### Exercise goal
Pull out from the material below all lines with "temperature".

### Data entries
####################

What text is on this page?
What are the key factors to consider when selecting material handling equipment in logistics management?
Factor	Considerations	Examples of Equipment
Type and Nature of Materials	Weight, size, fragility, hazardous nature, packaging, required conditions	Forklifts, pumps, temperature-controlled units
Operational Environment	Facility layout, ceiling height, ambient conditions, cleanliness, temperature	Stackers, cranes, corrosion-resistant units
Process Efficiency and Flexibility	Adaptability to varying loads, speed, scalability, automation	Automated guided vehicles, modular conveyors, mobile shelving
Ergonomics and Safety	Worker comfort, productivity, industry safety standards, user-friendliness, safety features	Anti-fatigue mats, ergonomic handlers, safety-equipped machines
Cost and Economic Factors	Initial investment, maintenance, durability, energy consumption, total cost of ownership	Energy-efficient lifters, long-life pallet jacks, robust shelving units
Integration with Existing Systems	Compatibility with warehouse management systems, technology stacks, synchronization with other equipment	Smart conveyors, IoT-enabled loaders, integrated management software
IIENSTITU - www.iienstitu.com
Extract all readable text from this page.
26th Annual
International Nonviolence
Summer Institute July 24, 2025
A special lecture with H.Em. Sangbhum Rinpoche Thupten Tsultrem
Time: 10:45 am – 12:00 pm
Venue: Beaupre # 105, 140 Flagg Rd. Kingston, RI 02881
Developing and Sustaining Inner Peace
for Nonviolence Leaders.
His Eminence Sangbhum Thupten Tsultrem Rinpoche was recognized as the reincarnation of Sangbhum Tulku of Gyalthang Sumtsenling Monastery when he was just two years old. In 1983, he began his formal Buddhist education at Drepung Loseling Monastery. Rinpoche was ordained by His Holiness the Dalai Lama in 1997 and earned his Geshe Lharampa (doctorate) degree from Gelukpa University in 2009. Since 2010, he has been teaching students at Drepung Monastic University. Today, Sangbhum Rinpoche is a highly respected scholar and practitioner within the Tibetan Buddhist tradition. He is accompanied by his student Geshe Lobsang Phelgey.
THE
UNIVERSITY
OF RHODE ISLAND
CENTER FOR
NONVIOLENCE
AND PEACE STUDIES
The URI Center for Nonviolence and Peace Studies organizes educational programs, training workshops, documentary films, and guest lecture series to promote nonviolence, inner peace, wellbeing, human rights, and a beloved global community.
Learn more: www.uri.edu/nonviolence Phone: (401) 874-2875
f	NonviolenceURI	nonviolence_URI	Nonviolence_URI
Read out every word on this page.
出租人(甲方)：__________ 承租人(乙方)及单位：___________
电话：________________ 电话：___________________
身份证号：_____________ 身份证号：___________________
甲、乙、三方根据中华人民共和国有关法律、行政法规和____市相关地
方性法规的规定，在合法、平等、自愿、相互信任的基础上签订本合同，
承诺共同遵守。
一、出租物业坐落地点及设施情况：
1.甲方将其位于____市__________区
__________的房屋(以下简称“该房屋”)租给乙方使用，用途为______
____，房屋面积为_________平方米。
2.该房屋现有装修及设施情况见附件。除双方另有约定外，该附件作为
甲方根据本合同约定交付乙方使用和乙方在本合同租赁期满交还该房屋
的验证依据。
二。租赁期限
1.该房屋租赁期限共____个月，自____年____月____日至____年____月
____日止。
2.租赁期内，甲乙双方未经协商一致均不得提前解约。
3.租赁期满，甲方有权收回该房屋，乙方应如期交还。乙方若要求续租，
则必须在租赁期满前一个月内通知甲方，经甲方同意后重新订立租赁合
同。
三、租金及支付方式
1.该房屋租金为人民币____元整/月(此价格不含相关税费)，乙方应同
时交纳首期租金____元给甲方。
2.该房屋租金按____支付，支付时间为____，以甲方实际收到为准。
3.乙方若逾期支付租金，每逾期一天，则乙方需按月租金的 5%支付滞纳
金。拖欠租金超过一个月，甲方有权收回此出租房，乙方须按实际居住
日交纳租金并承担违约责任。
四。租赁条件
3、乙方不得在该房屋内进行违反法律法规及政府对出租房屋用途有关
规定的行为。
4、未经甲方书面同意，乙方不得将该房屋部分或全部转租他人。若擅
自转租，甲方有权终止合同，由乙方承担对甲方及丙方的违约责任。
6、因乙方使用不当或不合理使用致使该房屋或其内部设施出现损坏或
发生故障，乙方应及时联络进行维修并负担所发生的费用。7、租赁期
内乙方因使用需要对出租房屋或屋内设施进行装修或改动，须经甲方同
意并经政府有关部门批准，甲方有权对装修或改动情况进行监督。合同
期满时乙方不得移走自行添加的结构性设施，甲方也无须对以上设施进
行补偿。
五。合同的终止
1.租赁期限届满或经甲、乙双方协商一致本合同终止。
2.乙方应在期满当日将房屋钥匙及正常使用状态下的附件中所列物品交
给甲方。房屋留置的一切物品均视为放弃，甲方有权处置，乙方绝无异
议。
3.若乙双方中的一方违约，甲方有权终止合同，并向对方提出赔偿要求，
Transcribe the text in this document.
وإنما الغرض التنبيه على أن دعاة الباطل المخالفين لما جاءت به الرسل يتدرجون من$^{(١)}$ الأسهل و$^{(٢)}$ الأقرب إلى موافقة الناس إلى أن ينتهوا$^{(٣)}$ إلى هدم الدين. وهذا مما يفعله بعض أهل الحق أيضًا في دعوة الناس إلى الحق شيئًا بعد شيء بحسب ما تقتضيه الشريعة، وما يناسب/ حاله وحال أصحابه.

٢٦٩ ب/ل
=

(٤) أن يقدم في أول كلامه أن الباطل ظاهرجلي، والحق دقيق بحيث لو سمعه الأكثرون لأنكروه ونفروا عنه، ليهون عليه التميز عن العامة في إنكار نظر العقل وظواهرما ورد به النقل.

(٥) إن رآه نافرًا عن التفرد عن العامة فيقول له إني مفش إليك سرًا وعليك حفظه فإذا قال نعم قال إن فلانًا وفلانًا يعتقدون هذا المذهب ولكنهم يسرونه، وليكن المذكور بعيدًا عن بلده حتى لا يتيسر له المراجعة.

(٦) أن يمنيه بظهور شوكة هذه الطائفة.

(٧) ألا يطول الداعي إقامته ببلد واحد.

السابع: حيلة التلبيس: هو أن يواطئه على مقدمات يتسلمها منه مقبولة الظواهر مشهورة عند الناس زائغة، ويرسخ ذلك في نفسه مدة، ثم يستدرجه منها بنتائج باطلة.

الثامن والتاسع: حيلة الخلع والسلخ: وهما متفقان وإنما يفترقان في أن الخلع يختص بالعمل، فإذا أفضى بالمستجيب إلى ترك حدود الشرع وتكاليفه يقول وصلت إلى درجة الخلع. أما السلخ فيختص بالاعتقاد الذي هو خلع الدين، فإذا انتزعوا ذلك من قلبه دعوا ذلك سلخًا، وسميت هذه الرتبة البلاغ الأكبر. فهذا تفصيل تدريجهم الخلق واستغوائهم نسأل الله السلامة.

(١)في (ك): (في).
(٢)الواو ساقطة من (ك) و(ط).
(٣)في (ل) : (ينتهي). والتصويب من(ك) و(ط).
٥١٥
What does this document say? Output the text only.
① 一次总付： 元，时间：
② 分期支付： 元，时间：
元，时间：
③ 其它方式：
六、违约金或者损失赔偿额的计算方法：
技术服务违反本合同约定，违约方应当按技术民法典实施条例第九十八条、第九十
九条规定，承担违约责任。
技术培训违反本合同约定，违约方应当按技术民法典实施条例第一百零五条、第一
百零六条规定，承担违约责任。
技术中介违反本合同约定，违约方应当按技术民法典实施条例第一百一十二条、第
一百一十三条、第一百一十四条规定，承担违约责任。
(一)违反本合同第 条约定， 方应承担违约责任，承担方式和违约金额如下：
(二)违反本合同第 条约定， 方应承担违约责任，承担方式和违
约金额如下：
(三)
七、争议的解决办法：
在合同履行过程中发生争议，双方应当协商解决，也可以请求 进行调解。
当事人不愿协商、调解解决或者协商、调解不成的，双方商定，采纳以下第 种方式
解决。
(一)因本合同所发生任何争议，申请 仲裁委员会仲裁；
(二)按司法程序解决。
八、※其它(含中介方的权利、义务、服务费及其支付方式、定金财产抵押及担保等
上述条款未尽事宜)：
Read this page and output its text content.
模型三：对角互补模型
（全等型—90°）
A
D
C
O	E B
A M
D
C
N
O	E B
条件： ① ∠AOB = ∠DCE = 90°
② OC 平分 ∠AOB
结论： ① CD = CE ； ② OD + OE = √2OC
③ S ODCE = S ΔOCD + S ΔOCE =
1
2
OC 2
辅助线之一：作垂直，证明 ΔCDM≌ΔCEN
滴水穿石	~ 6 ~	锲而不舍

####################

### Response to the exercise
Type and Nature of Materials	Weight, size, fragility, hazardous nature, packaging, required conditions	Forklifts, pumps, temperature-controlled units
Operational Environment	Facility layout, ceiling height, ambient conditions, cleanliness, temperature	Stackers, cranes, corrosion-resistant units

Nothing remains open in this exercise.